## AIM 1
Would you copy out the records, exactly as they stand, from the line with "operand-part: r15d — [241, 113, 278, 130]" up to and including the line with "instruction-row[interactable]: jne version.7FFF6C3019EA"?
====== PAGE TEXT ======
Finally Some Good Weather

When I used to live in California (even more so in Southern CA), the weather was never something that crossed my mind. I always was able to assume “good”. Even in Northern CA, “good enough” was all that I ever thought about. Here in Shanghai, I’ve grown in a new appreciation for the fine art of meteorology and being constantly aware of how it feels outside the windows from this 16F office. My companion in this adventure is the Yahoo Weather Gadget which constantly reminds me of how awful the next three days are going to be. However, starting yesterday things have started to look up!

The next three days are in the 9s and 10s (that’s the high 40s and low 50s for you Fahrenheit fans) and sunny! Of course, in the evenings, it’s still going to be freezing (literally). The days still feel bitter cold, but at least the humid cold seems to have passed and perhaps the days are starting to warm. One of my key requirements for my next apartment is going to be how close to the subway tunnels it is so I can avoid exposure to the elements on the way to and from work.

We Are All The Same

Forgot to post that I read We Are All The Same by Jim Wooten about a month back. It’s a touching tale of a young Zulu boy growing up with AIDs and his adoptive mother. The book (more like novella) covers the 12 years of Noski’s life, from his birth in a shanty town to his adoption by a white family to his speech giving at international AIDS conferences, to his untimely death. It’s not written in the most accessible of styles (it feels like it’s written for a TV script) but the story is touching and moving yet depressing (all signs of a good book).
====== GIVEN INFORMATION ======
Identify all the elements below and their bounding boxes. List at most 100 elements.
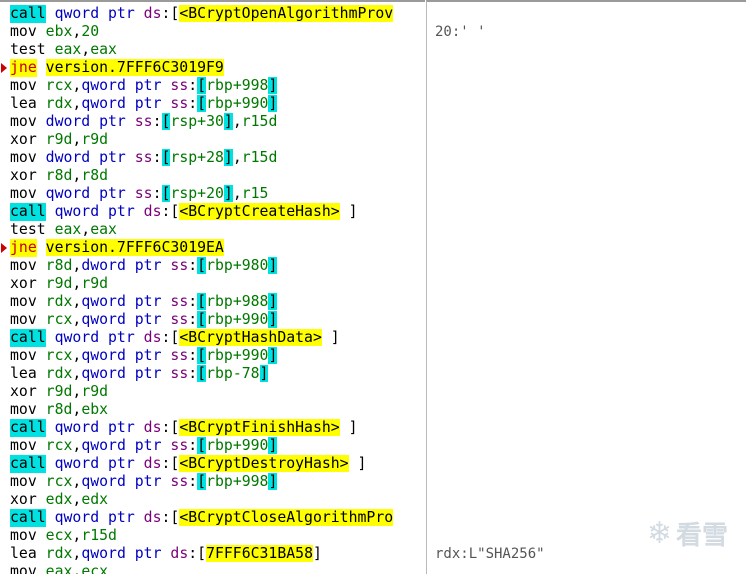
operand-part: r15d — [241, 113, 278, 130]
instruction-row[interactable]: xor r9d,r9d — [10, 383, 108, 401]
instruction-mnemonic: lea — [10, 365, 37, 382]
operand-part: , — [81, 41, 91, 58]
operand-part: , — [72, 95, 82, 112]
instruction-mnemonic: call — [10, 509, 46, 527]
operand-part: ss — [170, 437, 189, 454]
instruction-mnemonic: mov — [10, 473, 37, 490]
operand-part: <BCryptCreateHash> — [179, 203, 340, 220]
operand-part: rcx — [45, 473, 73, 490]
operand-part: ss — [170, 347, 189, 364]
instruction-row[interactable]: call qword ptr ds:[<BCryptDestroyHash> ] — [10, 455, 366, 473]
instruction-row[interactable]: test eax,eax — [10, 41, 117, 59]
instruction-row[interactable]: mov qword ptr ss:[rsp+20],r15 — [10, 185, 268, 203]
instruction-mnemonic: lea — [10, 545, 37, 562]
instruction-row[interactable]: call qword ptr ds:[<BCryptFinishHash> ] — [10, 419, 358, 437]
instruction-row[interactable]: jne version.7FFF6C3019EA — [1, 239, 224, 257]
instruction-row[interactable]: mov rcx,qword ptr ss:[rbp+998] — [10, 473, 278, 491]
instruction-row[interactable]: mov r8d,ebx — [10, 401, 108, 419]
instruction-mnemonic: xor — [10, 491, 37, 508]
comments-panel[interactable]: 20:' ' rdx:L"SHA256" — [426, 0, 746, 574]
instruction-row[interactable]: mov ecx,r15d — [10, 527, 117, 545]
operand-part: version.7FFF6C3019EA — [45, 239, 224, 256]
operand-part: <BCryptCloseAlgorithmPro — [179, 509, 394, 526]
operand-part: , — [72, 257, 82, 274]
instruction-row[interactable]: lea rdx,qword ptr ds:[7FFF6C31BA58] — [10, 545, 322, 563]
instruction-row[interactable]: mov ebx,20 — [10, 23, 99, 41]
instruction-row[interactable]: mov r8d,dword ptr ss:[rbp+980] — [10, 257, 278, 275]
instruction-mnemonic: mov — [10, 311, 37, 328]
instruction-row[interactable]: call qword ptr ds:[<BCryptOpenAlgorithmP… — [10, 5, 394, 23]
operand-part: ss — [170, 473, 189, 490]
instruction-row[interactable]: call qword ptr ds:[<BCryptCreateHash> ] — [10, 203, 358, 221]
instruction-row[interactable]: test eax,eax — [10, 221, 117, 239]
instruction-row[interactable]: call qword ptr ds:[<BCryptCloseAlgorithm… — [10, 509, 394, 527]
instruction-row[interactable]: mov rcx,qword ptr ss:[rbp+998] — [10, 77, 278, 95]
instruction-mnemonic: test — [10, 221, 46, 238]
snowflake-icon: ❄ — [646, 516, 672, 551]
operand-part: rdx — [45, 365, 73, 382]
instruction-row[interactable]: mov rcx,qword ptr ss:[rbp+990] — [10, 437, 278, 455]
operand-part: qword ptr — [81, 77, 162, 94]
operand-part: rbp+988 — [206, 293, 269, 310]
instruction-row[interactable]: lea rdx,qword ptr ss:[rbp-78] — [10, 365, 269, 383]
operand-part: edx — [45, 491, 73, 508]
operand-part: rbp+990 — [206, 437, 269, 454]
operand-part: ] — [339, 419, 358, 436]
instruction-mnemonic: call — [10, 455, 46, 473]
instruction-row[interactable]: mov dword ptr ss:[rsp+28],r15d — [10, 149, 277, 167]
operand-part: ] — [268, 437, 278, 454]
operand-part: , — [72, 437, 82, 454]
instruction-row[interactable]: xor edx,edx — [10, 491, 108, 509]
operand-part: r8d — [81, 167, 109, 184]
instruction-row[interactable]: mov rcx,qword ptr ss:[rbp+990] — [10, 311, 278, 329]
operand-part: dword ptr — [45, 149, 126, 166]
operand-part: , — [72, 491, 82, 508]
operand-part: qword ptr — [81, 95, 162, 112]
operand-part: :[ — [161, 509, 180, 526]
operand-part — [126, 149, 135, 166]
operand-part: [ — [197, 257, 207, 274]
operand-part: ] — [223, 149, 233, 166]
operand-part: eax — [45, 563, 73, 574]
operand-part: ] — [268, 293, 278, 310]
operand-part: , — [72, 131, 82, 148]
operand-part: [ — [197, 365, 207, 382]
instruction-row[interactable]: jne version.7FFF6C3019F9 — [1, 59, 224, 77]
instruction-mnemonic: mov — [10, 347, 37, 364]
operand-part: : — [152, 185, 162, 202]
instruction-row[interactable]: xor r9d,r9d — [10, 131, 108, 149]
instruction-mnemonic: mov — [10, 149, 37, 166]
operand-part: ebx — [45, 23, 73, 40]
operand-part: ds — [143, 419, 162, 436]
operand-part: ss — [170, 293, 189, 310]
instruction-row[interactable]: mov dword ptr ss:[rsp+30],r15d — [10, 113, 277, 131]
disassembly-panel[interactable]: call qword ptr ds:[<BCryptOpenAlgorithmP… — [0, 0, 425, 574]
operand-part: <BCryptDestroyHash> — [179, 455, 349, 472]
instruction-row[interactable]: call qword ptr ds:[<BCryptHashData> ] — [10, 329, 340, 347]
operand-part: <BCryptOpenAlgorithmProv — [179, 5, 394, 22]
instruction-row[interactable]: xor r8d,r8d — [10, 167, 108, 185]
instruction-row[interactable]: xor r9d,r9d — [10, 275, 108, 293]
operand-part: : — [188, 257, 198, 274]
operand-part: ecx — [45, 527, 73, 544]
instruction-row[interactable]: mov rdx,qword ptr ss:[rbp+988] — [10, 293, 278, 311]
operand-part: ] — [339, 203, 358, 220]
operand-part: rbp+990 — [206, 347, 269, 364]
instruction-mnemonic: call — [10, 329, 46, 347]
instruction-row[interactable]: mov rcx,qword ptr ss:[rbp+990] — [10, 347, 278, 365]
operand-part: , — [72, 473, 82, 490]
operand-part: rdx — [45, 545, 73, 562]
instruction-row[interactable]: mov eax,ecx — [10, 563, 108, 574]
operand-part: 20 — [81, 23, 100, 40]
operand-part: qword ptr — [81, 437, 162, 454]
operand-part: ] — [268, 347, 278, 364]
instruction-mnemonic: call — [10, 419, 46, 437]
operand-part: rcx — [45, 437, 73, 454]
operand-part: eax — [90, 221, 117, 238]
operand-part: , — [232, 113, 242, 130]
operand-part: ss — [170, 365, 189, 382]
instruction-mnemonic: call — [10, 203, 46, 221]
operand-part: ss — [134, 185, 153, 202]
instruction-row[interactable]: lea rdx,qword ptr ss:[rbp+990] — [10, 95, 278, 113]
operand-part: r15d — [81, 527, 117, 544]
======
## AIM 2
Answer from the blog text:
(a) Which gadget does the writer call a companion in keeping track of the weather?
(b) How many years of Noski's life does the book cover?
(c) What floor does the writer's office window look out from?

## WRITTEN REPLY 1
operand-part: r15d — [241, 113, 278, 130]
instruction-row[interactable]: xor r9d,r9d — [10, 383, 108, 401]
instruction-mnemonic: lea — [10, 365, 37, 382]
operand-part: , — [81, 41, 91, 58]
operand-part: , — [72, 95, 82, 112]
instruction-mnemonic: call — [10, 509, 46, 527]
operand-part: ss — [170, 437, 189, 454]
instruction-mnemonic: mov — [10, 473, 37, 490]
operand-part: <BCryptCreateHash> — [179, 203, 340, 220]
operand-part: rcx — [45, 473, 73, 490]
operand-part: ss — [170, 347, 189, 364]
instruction-row[interactable]: call qword ptr ds:[<BCryptDestroyHash> ] — [10, 455, 366, 473]
instruction-row[interactable]: test eax,eax — [10, 41, 117, 59]
instruction-row[interactable]: mov qword ptr ss:[rsp+20],r15 — [10, 185, 268, 203]
instruction-mnemonic: lea — [10, 545, 37, 562]
instruction-row[interactable]: call qword ptr ds:[<BCryptFinishHash> ] — [10, 419, 358, 437]
instruction-row[interactable]: jne version.7FFF6C3019EA — [1, 239, 224, 257]

## WRITTEN REPLY 2
(a) The Yahoo Weather Gadget
(b) 12 years
(c) 16F